Exercise materials:
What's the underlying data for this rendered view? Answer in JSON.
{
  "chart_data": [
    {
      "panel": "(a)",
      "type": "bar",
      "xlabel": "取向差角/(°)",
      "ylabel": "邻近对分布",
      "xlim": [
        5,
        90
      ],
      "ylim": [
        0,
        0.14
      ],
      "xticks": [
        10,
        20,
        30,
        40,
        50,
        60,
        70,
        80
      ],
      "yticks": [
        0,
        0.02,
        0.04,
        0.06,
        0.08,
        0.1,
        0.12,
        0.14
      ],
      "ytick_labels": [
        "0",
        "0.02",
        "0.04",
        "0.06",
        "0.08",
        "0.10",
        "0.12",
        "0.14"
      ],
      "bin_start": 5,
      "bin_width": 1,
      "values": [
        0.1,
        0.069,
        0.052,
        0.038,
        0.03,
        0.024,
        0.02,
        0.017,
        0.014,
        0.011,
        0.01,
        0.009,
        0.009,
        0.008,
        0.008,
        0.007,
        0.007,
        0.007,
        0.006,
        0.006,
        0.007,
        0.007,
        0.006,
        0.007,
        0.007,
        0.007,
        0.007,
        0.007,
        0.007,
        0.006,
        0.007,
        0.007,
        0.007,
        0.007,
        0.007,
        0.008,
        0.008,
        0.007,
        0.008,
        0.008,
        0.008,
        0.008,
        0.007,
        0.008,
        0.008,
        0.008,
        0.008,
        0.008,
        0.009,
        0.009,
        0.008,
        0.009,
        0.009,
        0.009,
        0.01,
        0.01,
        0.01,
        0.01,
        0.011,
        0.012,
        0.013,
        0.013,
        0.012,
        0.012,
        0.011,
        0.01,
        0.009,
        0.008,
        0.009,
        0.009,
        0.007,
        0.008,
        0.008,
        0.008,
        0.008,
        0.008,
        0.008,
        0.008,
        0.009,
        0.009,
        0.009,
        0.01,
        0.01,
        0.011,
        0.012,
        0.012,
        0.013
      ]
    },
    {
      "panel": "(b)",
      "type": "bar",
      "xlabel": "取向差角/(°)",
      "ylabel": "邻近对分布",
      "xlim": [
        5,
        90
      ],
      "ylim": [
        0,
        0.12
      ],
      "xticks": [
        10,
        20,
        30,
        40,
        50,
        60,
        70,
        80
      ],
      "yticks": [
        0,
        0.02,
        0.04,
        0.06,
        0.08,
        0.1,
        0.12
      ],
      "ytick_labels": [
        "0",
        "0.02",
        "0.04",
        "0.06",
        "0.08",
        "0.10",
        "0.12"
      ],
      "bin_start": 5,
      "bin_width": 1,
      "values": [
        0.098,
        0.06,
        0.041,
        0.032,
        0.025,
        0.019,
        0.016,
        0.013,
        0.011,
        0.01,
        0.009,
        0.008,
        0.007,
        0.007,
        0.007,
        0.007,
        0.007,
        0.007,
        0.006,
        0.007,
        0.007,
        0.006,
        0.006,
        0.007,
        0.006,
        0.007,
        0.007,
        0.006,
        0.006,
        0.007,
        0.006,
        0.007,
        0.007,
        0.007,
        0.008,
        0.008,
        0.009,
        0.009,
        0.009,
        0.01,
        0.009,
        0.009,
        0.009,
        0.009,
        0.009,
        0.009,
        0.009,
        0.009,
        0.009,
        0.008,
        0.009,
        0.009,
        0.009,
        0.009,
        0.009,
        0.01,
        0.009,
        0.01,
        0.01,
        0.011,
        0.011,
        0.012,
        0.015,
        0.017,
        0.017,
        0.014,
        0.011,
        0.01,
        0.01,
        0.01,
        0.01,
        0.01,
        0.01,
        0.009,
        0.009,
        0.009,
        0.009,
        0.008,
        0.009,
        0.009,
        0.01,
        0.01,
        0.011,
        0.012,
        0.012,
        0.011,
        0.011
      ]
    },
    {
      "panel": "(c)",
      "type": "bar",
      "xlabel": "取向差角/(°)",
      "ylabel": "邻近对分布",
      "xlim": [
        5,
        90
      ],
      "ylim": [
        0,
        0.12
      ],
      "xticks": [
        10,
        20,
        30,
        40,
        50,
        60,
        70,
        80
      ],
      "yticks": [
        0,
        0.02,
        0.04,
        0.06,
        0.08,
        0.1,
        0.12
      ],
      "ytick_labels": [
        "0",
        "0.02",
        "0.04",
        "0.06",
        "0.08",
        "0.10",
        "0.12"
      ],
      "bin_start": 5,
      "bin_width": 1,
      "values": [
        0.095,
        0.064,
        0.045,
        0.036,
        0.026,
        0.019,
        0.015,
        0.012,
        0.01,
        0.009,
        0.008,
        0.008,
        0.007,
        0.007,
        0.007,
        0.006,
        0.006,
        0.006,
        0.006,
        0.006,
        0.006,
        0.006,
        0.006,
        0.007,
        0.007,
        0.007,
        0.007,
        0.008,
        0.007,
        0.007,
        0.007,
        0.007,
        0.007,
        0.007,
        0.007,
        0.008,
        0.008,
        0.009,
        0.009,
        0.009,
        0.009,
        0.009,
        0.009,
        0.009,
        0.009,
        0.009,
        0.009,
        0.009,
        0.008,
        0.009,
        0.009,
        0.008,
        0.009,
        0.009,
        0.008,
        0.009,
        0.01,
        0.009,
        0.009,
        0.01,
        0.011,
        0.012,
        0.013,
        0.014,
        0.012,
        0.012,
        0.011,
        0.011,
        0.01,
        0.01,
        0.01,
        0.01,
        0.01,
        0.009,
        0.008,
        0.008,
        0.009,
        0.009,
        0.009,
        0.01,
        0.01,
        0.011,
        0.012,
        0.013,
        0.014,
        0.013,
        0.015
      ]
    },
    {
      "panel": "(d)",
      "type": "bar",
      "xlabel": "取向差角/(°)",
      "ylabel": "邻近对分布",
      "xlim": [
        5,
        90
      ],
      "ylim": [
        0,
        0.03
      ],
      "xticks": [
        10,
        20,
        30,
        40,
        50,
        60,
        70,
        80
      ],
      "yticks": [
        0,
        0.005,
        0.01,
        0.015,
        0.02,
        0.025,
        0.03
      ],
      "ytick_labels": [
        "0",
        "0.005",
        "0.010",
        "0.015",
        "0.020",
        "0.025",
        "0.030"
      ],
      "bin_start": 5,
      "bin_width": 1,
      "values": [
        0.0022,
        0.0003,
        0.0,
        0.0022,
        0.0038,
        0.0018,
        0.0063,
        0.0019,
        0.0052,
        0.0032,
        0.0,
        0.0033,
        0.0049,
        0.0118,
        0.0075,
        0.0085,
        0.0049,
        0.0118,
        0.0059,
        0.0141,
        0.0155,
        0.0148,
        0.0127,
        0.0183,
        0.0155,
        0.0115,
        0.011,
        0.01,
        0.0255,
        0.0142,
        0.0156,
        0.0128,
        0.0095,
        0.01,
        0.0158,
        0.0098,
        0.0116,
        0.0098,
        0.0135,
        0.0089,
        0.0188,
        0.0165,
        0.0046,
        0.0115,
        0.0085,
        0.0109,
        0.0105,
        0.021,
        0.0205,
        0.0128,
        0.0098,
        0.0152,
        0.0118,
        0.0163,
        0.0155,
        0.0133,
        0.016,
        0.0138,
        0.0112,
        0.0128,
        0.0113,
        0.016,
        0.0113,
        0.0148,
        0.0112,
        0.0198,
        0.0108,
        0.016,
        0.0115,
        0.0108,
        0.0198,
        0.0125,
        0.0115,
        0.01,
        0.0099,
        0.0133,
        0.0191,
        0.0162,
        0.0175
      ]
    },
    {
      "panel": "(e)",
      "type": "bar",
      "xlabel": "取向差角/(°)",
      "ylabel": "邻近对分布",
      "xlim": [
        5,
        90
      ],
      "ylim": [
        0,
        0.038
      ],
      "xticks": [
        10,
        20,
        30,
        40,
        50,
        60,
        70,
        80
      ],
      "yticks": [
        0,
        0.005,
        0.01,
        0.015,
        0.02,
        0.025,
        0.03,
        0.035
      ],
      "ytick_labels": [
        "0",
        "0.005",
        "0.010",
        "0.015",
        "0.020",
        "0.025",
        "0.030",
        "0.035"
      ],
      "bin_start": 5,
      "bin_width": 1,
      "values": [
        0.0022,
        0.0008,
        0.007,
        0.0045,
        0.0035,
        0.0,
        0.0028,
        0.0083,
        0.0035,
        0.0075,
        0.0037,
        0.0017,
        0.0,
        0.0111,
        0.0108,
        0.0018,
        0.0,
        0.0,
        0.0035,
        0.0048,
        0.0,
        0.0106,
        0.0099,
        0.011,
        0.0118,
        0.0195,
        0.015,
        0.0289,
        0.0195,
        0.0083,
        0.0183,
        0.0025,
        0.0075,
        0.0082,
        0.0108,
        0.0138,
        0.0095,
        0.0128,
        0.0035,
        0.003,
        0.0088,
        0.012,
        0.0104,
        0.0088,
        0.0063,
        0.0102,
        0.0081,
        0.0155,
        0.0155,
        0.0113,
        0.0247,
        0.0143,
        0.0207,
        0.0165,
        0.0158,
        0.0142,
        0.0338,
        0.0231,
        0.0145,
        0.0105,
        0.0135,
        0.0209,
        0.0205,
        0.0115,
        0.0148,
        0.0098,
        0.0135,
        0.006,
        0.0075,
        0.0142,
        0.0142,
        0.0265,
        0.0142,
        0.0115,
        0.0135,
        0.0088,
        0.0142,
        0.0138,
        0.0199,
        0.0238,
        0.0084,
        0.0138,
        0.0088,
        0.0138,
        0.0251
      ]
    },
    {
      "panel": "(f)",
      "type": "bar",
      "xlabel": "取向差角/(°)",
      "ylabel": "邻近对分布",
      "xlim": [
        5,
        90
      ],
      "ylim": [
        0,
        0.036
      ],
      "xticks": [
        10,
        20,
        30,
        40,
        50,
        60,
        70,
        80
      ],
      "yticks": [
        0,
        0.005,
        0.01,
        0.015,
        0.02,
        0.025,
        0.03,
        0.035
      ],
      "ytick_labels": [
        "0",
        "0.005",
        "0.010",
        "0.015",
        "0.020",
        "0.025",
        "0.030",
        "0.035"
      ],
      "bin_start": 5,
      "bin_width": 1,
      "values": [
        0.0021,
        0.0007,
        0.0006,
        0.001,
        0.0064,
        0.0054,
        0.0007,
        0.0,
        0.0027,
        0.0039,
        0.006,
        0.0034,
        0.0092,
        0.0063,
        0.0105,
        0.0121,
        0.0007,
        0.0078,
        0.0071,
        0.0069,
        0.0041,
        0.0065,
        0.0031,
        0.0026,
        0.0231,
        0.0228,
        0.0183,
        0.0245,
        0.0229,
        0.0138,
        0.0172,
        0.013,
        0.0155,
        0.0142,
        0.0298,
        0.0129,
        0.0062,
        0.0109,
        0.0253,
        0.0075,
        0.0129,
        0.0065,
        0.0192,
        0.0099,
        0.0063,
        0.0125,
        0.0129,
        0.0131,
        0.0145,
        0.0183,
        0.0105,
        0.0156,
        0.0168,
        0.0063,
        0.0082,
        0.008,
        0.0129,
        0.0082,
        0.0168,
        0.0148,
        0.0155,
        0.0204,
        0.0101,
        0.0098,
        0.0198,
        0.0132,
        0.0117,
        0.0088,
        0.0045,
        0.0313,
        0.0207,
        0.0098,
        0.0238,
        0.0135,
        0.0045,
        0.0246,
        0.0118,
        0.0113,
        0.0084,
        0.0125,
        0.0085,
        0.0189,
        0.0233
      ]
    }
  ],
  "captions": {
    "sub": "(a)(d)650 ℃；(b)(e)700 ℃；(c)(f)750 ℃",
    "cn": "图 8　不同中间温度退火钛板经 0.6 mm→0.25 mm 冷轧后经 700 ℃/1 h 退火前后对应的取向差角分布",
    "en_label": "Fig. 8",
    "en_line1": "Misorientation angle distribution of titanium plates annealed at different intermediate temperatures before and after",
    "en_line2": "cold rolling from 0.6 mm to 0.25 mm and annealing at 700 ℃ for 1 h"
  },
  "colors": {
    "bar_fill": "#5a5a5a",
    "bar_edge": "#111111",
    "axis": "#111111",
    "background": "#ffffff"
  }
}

Written problem:
Go through the material above and count the lines that contain "panel"; give that number alone.

Answer to this task:
6